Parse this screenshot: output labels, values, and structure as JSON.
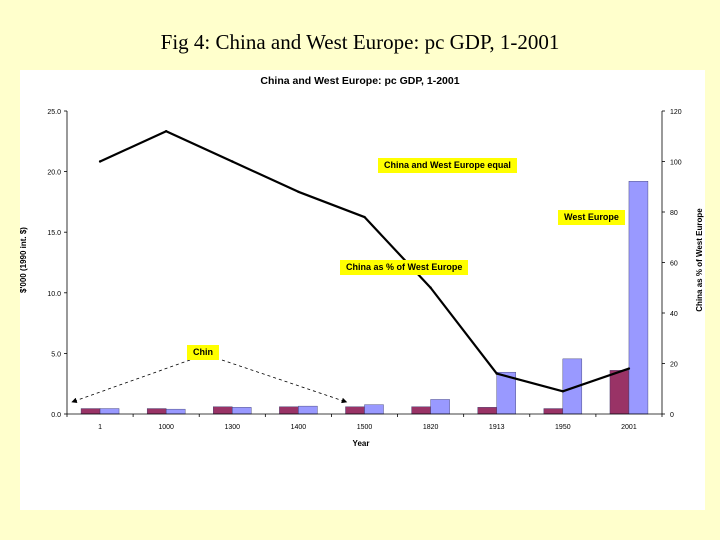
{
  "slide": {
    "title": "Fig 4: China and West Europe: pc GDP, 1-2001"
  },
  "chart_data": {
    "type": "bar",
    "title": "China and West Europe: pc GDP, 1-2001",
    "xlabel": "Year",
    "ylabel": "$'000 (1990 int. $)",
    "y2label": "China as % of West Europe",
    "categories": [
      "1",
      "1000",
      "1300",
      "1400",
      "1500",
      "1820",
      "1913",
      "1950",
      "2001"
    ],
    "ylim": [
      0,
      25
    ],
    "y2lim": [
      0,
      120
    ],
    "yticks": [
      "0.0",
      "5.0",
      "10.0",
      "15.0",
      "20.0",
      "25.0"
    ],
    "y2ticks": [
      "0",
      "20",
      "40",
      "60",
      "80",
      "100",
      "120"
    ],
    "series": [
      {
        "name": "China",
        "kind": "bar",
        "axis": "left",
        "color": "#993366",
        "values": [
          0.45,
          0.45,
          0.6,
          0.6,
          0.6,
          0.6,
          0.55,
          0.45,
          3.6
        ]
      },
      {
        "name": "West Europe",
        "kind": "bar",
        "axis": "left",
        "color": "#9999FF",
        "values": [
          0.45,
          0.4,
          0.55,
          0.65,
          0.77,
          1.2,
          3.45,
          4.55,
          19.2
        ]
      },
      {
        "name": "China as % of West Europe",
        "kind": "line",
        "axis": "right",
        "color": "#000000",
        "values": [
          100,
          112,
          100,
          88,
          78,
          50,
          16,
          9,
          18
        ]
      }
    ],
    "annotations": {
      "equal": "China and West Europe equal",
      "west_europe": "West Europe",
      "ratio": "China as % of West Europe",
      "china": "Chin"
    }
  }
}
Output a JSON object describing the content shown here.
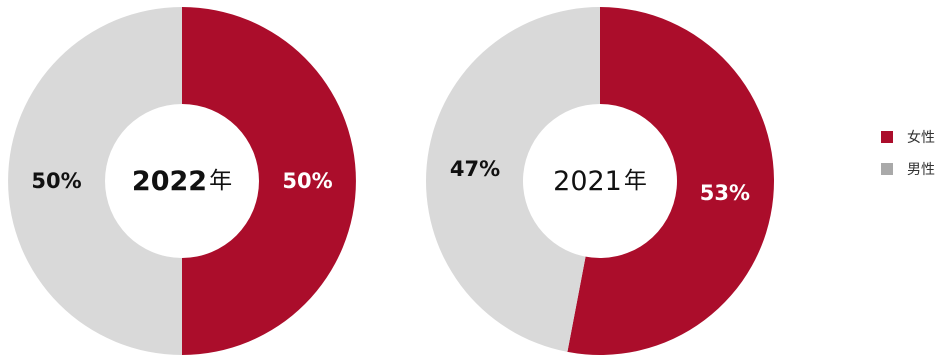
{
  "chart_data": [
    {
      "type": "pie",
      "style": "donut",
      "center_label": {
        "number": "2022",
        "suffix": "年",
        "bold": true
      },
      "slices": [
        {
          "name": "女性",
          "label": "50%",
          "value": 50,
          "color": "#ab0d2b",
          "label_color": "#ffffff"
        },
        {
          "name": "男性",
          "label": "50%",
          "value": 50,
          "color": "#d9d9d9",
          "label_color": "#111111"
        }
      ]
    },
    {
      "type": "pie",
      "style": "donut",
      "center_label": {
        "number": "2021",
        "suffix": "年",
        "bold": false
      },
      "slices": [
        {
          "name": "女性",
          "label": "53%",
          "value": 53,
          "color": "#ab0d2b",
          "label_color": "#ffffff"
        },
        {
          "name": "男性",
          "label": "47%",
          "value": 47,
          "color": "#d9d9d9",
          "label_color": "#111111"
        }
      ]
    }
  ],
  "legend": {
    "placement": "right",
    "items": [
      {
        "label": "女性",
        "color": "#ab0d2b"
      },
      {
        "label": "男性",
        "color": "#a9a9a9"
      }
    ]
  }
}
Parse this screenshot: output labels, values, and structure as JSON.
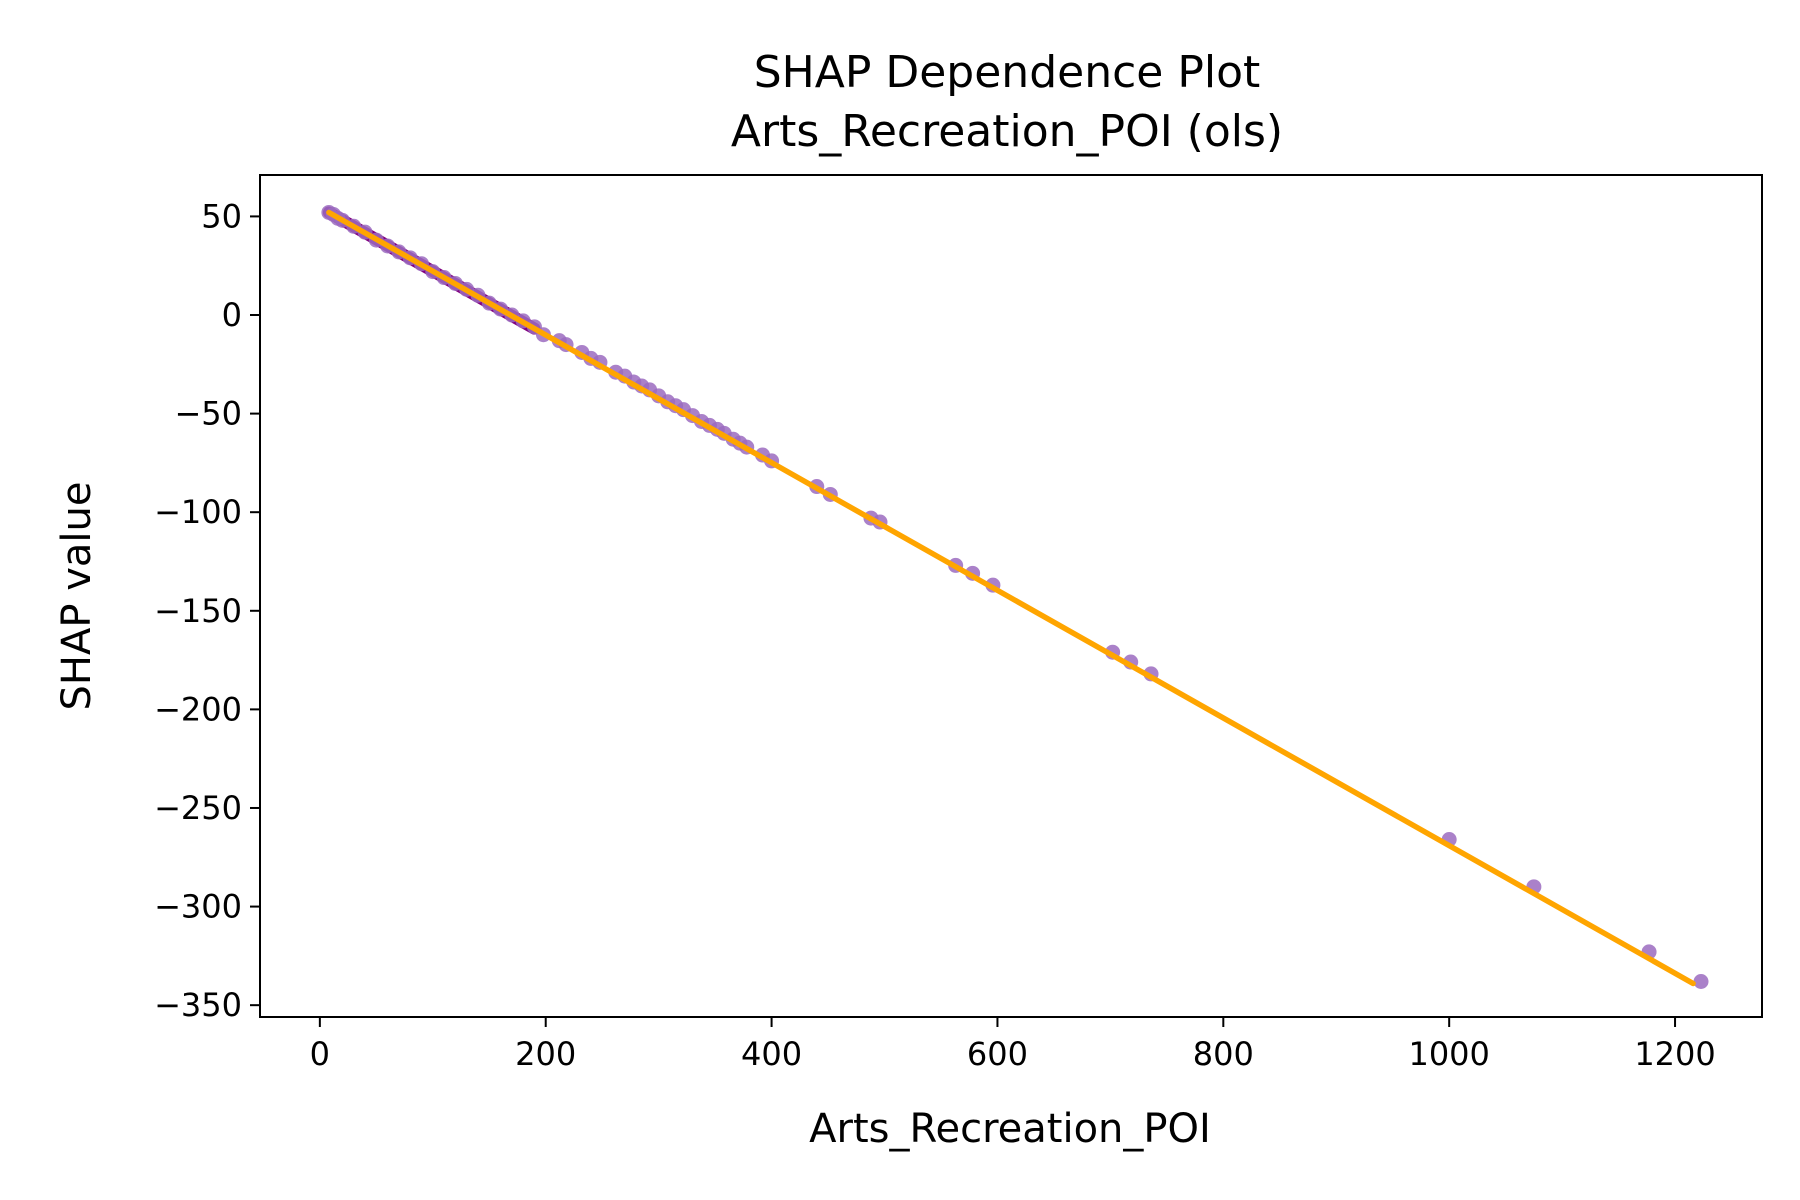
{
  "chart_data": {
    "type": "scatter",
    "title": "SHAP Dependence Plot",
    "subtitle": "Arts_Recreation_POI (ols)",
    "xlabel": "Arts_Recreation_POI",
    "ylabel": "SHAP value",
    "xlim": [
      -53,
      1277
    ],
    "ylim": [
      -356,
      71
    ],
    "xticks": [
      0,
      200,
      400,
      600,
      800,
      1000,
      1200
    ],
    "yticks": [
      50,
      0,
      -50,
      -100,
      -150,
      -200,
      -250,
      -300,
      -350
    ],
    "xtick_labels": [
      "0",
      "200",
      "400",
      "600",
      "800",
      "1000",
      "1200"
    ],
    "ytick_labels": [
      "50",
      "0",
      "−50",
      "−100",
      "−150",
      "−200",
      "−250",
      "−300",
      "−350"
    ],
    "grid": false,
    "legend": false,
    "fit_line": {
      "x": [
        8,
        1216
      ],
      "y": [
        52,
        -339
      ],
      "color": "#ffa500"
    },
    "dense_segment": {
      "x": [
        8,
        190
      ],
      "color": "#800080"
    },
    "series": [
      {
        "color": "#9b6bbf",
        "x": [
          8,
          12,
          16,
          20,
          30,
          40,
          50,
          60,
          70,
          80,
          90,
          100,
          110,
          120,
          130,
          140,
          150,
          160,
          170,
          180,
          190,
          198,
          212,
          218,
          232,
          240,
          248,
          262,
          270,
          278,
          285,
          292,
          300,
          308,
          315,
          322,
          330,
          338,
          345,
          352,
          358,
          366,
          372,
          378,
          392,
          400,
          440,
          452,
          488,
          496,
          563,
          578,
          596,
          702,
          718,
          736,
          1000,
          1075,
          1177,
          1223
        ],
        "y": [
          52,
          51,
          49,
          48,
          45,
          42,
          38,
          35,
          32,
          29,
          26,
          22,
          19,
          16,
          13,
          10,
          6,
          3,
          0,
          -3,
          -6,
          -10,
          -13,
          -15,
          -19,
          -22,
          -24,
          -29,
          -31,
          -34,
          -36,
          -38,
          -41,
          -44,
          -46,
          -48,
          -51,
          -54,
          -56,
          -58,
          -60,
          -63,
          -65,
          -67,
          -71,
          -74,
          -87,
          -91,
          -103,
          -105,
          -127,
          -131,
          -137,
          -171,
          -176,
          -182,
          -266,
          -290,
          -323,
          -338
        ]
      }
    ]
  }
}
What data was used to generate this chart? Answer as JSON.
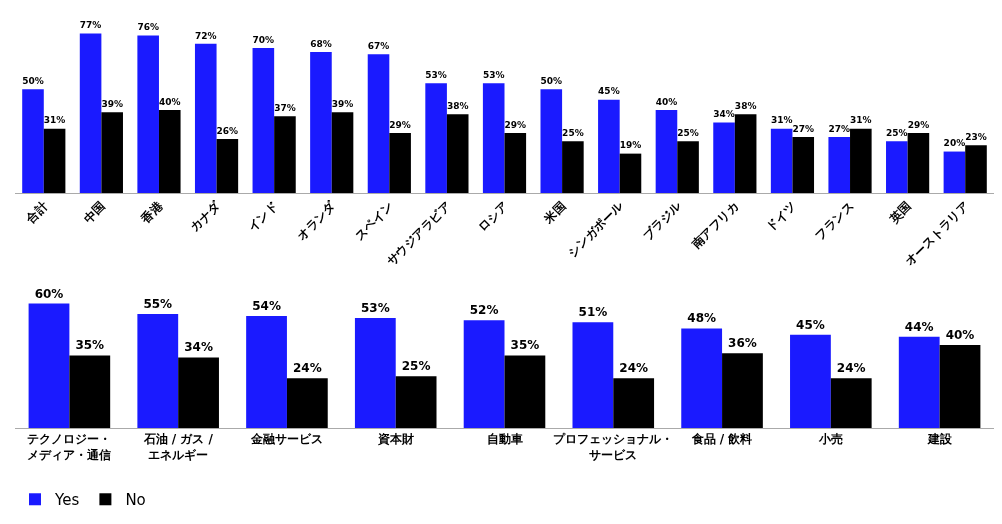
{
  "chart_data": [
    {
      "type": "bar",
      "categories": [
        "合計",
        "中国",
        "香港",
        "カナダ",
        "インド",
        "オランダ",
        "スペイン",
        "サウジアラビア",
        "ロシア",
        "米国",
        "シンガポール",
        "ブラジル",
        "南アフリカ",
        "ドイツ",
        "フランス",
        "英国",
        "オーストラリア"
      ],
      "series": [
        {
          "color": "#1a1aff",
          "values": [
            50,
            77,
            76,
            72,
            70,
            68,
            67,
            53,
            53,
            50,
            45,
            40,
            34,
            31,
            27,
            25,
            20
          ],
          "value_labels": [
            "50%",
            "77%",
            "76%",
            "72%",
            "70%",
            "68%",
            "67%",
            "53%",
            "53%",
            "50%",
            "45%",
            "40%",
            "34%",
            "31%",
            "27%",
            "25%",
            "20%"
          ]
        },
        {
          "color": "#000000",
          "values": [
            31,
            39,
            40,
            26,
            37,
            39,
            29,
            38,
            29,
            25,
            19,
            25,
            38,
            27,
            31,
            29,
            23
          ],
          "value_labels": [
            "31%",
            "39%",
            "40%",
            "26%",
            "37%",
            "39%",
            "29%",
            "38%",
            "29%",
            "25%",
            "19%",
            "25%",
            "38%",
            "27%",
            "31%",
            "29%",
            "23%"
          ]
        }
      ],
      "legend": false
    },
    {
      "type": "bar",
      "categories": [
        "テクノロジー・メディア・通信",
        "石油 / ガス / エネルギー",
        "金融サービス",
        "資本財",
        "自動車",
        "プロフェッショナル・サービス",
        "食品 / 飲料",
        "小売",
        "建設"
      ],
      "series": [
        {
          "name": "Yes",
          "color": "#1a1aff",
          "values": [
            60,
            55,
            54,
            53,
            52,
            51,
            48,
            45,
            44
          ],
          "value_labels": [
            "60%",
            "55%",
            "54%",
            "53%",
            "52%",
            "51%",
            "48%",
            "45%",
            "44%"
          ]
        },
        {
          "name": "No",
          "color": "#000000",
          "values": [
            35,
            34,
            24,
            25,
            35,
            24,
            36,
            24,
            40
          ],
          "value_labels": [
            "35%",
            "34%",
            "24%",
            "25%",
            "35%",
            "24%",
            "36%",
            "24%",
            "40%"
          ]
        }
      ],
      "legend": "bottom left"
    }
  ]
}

Written instruction:
Your answer should be one number: the count of lines in the data above that include the word "false".

Response to this exercise:
4